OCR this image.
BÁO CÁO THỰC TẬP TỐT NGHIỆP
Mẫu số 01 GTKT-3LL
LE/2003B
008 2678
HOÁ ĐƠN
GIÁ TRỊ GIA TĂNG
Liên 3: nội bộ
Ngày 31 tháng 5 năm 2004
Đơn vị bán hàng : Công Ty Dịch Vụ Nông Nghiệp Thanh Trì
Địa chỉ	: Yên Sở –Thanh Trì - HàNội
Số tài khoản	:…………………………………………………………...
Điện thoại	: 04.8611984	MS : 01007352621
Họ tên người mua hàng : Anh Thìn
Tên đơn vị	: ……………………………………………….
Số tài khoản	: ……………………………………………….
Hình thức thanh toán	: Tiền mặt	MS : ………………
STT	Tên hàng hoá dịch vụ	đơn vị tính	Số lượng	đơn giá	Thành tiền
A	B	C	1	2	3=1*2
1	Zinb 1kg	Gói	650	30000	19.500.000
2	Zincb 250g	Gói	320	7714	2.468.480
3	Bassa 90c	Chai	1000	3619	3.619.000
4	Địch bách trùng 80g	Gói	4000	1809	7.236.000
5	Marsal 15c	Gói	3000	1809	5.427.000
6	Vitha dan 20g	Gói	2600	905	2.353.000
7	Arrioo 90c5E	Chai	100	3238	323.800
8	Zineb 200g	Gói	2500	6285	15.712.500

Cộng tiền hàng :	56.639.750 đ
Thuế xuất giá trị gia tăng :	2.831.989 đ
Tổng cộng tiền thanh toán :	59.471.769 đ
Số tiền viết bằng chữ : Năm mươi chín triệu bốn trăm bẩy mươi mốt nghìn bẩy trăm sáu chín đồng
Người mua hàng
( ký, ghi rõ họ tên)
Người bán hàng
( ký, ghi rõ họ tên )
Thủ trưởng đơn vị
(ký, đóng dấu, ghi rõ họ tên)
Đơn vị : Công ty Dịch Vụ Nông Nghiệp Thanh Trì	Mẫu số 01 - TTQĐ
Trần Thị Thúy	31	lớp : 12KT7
━━━━
WHAT YOU SHOULD DO: Return all of the entries exactly as they were supplied.

FULL SOLUTION:
OCR this image.
BÁO CÁO THỰC TẬP TỐT NGHIỆP
Mẫu số 01 GTKT-3LL
LE/2003B
008 2678
HOÁ ĐƠN
GIÁ TRỊ GIA TĂNG
Liên 3: nội bộ
Ngày 31 tháng 5 năm 2004
Đơn vị bán hàng : Công Ty Dịch Vụ Nông Nghiệp Thanh Trì
Địa chỉ	: Yên Sở –Thanh Trì - HàNội
Số tài khoản	:…………………………………………………………...
Điện thoại	: 04.8611984	MS : 01007352621
Họ tên người mua hàng : Anh Thìn
Tên đơn vị	: ……………………………………………….
Số tài khoản	: ……………………………………………….
Hình thức thanh toán	: Tiền mặt	MS : ………………
STT	Tên hàng hoá dịch vụ	đơn vị tính	Số lượng	đơn giá	Thành tiền
A	B	C	1	2	3=1*2
1	Zinb 1kg	Gói	650	30000	19.500.000
2	Zincb 250g	Gói	320	7714	2.468.480
3	Bassa 90c	Chai	1000	3619	3.619.000
4	Địch bách trùng 80g	Gói	4000	1809	7.236.000
5	Marsal 15c	Gói	3000	1809	5.427.000
6	Vitha dan 20g	Gói	2600	905	2.353.000
7	Arrioo 90c5E	Chai	100	3238	323.800
8	Zineb 200g	Gói	2500	6285	15.712.500

Cộng tiền hàng :	56.639.750 đ
Thuế xuất giá trị gia tăng :	2.831.989 đ
Tổng cộng tiền thanh toán :	59.471.769 đ
Số tiền viết bằng chữ : Năm mươi chín triệu bốn trăm bẩy mươi mốt nghìn bẩy trăm sáu chín đồng
Người mua hàng
( ký, ghi rõ họ tên)
Người bán hàng
( ký, ghi rõ họ tên )
Thủ trưởng đơn vị
(ký, đóng dấu, ghi rõ họ tên)
Đơn vị : Công ty Dịch Vụ Nông Nghiệp Thanh Trì	Mẫu số 01 - TTQĐ
Trần Thị Thúy	31	lớp : 12KT7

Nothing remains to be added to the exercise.